Written problem
Repeat the entire listing exactly as written.

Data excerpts
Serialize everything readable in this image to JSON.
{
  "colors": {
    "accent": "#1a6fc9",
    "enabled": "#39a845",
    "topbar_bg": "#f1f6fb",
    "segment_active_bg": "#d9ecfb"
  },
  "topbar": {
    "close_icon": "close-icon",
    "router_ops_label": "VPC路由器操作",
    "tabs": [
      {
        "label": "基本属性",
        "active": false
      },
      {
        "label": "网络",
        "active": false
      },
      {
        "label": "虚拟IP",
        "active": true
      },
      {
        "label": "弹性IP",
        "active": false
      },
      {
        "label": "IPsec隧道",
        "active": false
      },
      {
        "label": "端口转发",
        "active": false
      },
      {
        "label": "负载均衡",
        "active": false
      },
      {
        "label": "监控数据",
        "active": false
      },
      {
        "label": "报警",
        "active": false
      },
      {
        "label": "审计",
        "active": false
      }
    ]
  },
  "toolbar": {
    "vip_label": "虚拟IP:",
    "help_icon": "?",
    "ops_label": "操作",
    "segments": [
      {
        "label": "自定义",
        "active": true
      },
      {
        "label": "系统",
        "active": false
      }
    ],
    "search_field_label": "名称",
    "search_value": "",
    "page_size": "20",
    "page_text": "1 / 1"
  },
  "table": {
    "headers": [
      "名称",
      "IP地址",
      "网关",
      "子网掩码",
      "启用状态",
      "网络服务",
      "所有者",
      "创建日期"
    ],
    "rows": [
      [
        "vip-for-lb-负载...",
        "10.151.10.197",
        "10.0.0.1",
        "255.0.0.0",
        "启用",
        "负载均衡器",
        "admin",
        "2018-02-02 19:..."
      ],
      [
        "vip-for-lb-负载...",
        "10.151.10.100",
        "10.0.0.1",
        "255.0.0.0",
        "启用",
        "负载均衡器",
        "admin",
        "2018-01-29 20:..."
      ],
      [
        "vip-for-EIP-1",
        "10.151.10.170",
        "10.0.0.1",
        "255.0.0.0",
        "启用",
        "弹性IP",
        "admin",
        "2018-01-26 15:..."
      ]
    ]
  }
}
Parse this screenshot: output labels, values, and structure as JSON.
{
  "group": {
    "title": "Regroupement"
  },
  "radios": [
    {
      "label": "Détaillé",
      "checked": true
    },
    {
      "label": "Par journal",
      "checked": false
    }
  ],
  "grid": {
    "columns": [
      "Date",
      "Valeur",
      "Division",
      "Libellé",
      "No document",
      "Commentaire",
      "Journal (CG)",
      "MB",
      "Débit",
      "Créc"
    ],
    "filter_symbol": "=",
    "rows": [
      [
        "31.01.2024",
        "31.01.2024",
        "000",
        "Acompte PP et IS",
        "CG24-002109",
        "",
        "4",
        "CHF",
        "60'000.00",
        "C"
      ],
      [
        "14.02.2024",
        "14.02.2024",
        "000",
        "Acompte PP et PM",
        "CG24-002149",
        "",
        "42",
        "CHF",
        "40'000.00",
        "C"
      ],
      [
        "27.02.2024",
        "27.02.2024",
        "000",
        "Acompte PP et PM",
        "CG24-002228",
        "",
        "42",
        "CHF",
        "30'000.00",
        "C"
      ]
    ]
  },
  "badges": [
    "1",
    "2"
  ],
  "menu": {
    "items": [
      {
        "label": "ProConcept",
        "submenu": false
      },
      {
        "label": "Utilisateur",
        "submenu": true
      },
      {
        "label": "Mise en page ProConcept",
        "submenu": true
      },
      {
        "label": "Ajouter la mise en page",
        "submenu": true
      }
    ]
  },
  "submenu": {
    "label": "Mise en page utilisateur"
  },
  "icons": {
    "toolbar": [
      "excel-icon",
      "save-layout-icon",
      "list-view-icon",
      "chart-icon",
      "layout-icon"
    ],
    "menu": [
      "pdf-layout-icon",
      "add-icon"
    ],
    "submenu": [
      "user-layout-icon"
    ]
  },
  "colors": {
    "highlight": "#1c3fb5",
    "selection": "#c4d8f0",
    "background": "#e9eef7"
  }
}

Answer to the task
Serialize everything readable in this image to JSON.
{
  "colors": {
    "accent": "#1a6fc9",
    "enabled": "#39a845",
    "topbar_bg": "#f1f6fb",
    "segment_active_bg": "#d9ecfb"
  },
  "topbar": {
    "close_icon": "close-icon",
    "router_ops_label": "VPC路由器操作",
    "tabs": [
      {
        "label": "基本属性",
        "active": false
      },
      {
        "label": "网络",
        "active": false
      },
      {
        "label": "虚拟IP",
        "active": true
      },
      {
        "label": "弹性IP",
        "active": false
      },
      {
        "label": "IPsec隧道",
        "active": false
      },
      {
        "label": "端口转发",
        "active": false
      },
      {
        "label": "负载均衡",
        "active": false
      },
      {
        "label": "监控数据",
        "active": false
      },
      {
        "label": "报警",
        "active": false
      },
      {
        "label": "审计",
        "active": false
      }
    ]
  },
  "toolbar": {
    "vip_label": "虚拟IP:",
    "help_icon": "?",
    "ops_label": "操作",
    "segments": [
      {
        "label": "自定义",
        "active": true
      },
      {
        "label": "系统",
        "active": false
      }
    ],
    "search_field_label": "名称",
    "search_value": "",
    "page_size": "20",
    "page_text": "1 / 1"
  },
  "table": {
    "headers": [
      "名称",
      "IP地址",
      "网关",
      "子网掩码",
      "启用状态",
      "网络服务",
      "所有者",
      "创建日期"
    ],
    "rows": [
      [
        "vip-for-lb-负载...",
        "10.151.10.197",
        "10.0.0.1",
        "255.0.0.0",
        "启用",
        "负载均衡器",
        "admin",
        "2018-02-02 19:..."
      ],
      [
        "vip-for-lb-负载...",
        "10.151.10.100",
        "10.0.0.1",
        "255.0.0.0",
        "启用",
        "负载均衡器",
        "admin",
        "2018-01-29 20:..."
      ],
      [
        "vip-for-EIP-1",
        "10.151.10.170",
        "10.0.0.1",
        "255.0.0.0",
        "启用",
        "弹性IP",
        "admin",
        "2018-01-26 15:..."
      ]
    ]
  }
}
Parse this screenshot: output labels, values, and structure as JSON.
{
  "group": {
    "title": "Regroupement"
  },
  "radios": [
    {
      "label": "Détaillé",
      "checked": true
    },
    {
      "label": "Par journal",
      "checked": false
    }
  ],
  "grid": {
    "columns": [
      "Date",
      "Valeur",
      "Division",
      "Libellé",
      "No document",
      "Commentaire",
      "Journal (CG)",
      "MB",
      "Débit",
      "Créc"
    ],
    "filter_symbol": "=",
    "rows": [
      [
        "31.01.2024",
        "31.01.2024",
        "000",
        "Acompte PP et IS",
        "CG24-002109",
        "",
        "4",
        "CHF",
        "60'000.00",
        "C"
      ],
      [
        "14.02.2024",
        "14.02.2024",
        "000",
        "Acompte PP et PM",
        "CG24-002149",
        "",
        "42",
        "CHF",
        "40'000.00",
        "C"
      ],
      [
        "27.02.2024",
        "27.02.2024",
        "000",
        "Acompte PP et PM",
        "CG24-002228",
        "",
        "42",
        "CHF",
        "30'000.00",
        "C"
      ]
    ]
  },
  "badges": [
    "1",
    "2"
  ],
  "menu": {
    "items": [
      {
        "label": "ProConcept",
        "submenu": false
      },
      {
        "label": "Utilisateur",
        "submenu": true
      },
      {
        "label": "Mise en page ProConcept",
        "submenu": true
      },
      {
        "label": "Ajouter la mise en page",
        "submenu": true
      }
    ]
  },
  "submenu": {
    "label": "Mise en page utilisateur"
  },
  "icons": {
    "toolbar": [
      "excel-icon",
      "save-layout-icon",
      "list-view-icon",
      "chart-icon",
      "layout-icon"
    ],
    "menu": [
      "pdf-layout-icon",
      "add-icon"
    ],
    "submenu": [
      "user-layout-icon"
    ]
  },
  "colors": {
    "highlight": "#1c3fb5",
    "selection": "#c4d8f0",
    "background": "#e9eef7"
  }
}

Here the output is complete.